> **Requisitos del problema**
Por favor, indica si cada afirmación concuerda con el texto sobre la pintura cubana contemporánea, con un sí o un no y las palabras del texto que lo deciden, citadas literalmente. 1. El texto dice que esta lectura crítica pretende convertirse en criterio de autoridad. 2. Según el texto, el nombre de los artistas no es lo que importa. 3. El texto presenta los dos abecedarios de lo pictórico como muy parecidos entre sí.
┌─ Fragmento del texto
Si pensar es un delito, entonces que me condenen. Y tan poco me importa esa condena, ese pálido juicio y esa tendenciosidad represiva que me aventuro –aquí y ahora– a discernir, a través de una lectura crítica de la obra de José Luis Silva y la de Irving Rodríguez, la existencia de dos líneas enfáticas de actuación de la pintura contemporánea cubana, al menos de la que se produce en la isla. Esta atención, si se quiere de sesgo axiológico, con arreglo a mi punto de vista, no pretende devenir en tesis ni convertirse en criterio de autoridad alguno. Como casi todo lo que escribo responde a una especulación personal, íntima y pulsional que –porque quiero y porque puedo– hago pública por el aquello de hacer de la escritura un acto de provocación permanente. Provocar es una elección; asumir (o no) la provocación, es otra elección igual de legítima.
Lo primero que debo señalar es que ambos nombres pueden intercambiarse por otros que se ajusten a estas mismas maneras de hacer y de entender el hecho pictórico. Quiero decir con ello que el nombre de los artistas no es lo que importa en tal caso; sino el carácter gramatical de los imaginarios de ambos, corroborable, en la forma de replicación estética, en el cuerpo de muchas otras poéticas con las que me tropiezo a diario en exposiciones que visito en La Habana. Ambos señalan dos abecedarios de lo pictórico muy distintos entre sí, pero que redundan en un ejercicio circular y cíclico a modo de eco. Los dos revelan una personalidad, a través de la pintura, que va a la búsqueda de una situación; suerte de pathos de las pasiones pictóricas en las que se dispensan no pocas preguntas y sí muchas contradicciones.
└─
┌─ Conjunto de datos
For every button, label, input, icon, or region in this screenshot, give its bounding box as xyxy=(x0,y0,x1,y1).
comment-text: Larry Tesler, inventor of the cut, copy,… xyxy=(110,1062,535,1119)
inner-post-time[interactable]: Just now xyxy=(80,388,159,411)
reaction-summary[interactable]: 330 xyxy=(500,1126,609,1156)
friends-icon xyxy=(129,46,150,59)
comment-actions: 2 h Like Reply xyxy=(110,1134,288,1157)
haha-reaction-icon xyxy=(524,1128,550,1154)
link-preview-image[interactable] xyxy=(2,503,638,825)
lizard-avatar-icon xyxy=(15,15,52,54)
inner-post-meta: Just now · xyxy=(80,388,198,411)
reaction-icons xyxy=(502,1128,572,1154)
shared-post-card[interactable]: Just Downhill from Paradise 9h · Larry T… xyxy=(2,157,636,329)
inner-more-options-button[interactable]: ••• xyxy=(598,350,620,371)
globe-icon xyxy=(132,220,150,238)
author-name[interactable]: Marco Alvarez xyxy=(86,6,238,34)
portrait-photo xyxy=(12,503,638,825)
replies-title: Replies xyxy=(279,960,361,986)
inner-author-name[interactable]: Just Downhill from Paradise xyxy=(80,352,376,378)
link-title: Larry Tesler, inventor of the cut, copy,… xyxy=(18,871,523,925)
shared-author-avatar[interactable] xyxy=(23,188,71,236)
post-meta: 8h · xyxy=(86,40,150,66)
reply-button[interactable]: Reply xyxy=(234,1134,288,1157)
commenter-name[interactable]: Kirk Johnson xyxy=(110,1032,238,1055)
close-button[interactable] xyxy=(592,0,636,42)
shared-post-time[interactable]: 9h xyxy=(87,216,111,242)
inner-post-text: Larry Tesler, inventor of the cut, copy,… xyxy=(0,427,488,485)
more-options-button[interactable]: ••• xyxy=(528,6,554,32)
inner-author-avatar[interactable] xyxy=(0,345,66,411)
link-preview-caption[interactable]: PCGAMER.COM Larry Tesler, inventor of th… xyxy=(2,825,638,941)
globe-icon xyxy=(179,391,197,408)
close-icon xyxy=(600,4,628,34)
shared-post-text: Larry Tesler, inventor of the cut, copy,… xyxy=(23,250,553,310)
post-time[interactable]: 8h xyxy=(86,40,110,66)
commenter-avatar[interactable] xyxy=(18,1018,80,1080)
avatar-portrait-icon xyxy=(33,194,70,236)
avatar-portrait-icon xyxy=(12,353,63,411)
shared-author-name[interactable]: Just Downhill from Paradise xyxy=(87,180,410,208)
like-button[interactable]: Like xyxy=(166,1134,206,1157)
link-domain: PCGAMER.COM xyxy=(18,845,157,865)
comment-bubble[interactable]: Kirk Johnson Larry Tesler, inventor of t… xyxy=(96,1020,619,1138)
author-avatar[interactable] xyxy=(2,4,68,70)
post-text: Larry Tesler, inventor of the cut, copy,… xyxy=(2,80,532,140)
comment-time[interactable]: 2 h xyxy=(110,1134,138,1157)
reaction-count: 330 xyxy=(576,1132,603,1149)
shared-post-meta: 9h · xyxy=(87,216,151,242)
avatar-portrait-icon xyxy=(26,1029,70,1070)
└─
> **Respuesta**
1. No: «no pretende devenir en tesis ni convertirse en criterio de autoridad alguno».
2. Sí: «el nombre de los artistas no es lo que importa en tal caso».
3. No: «dos abecedarios de lo pictórico muy distintos entre sí».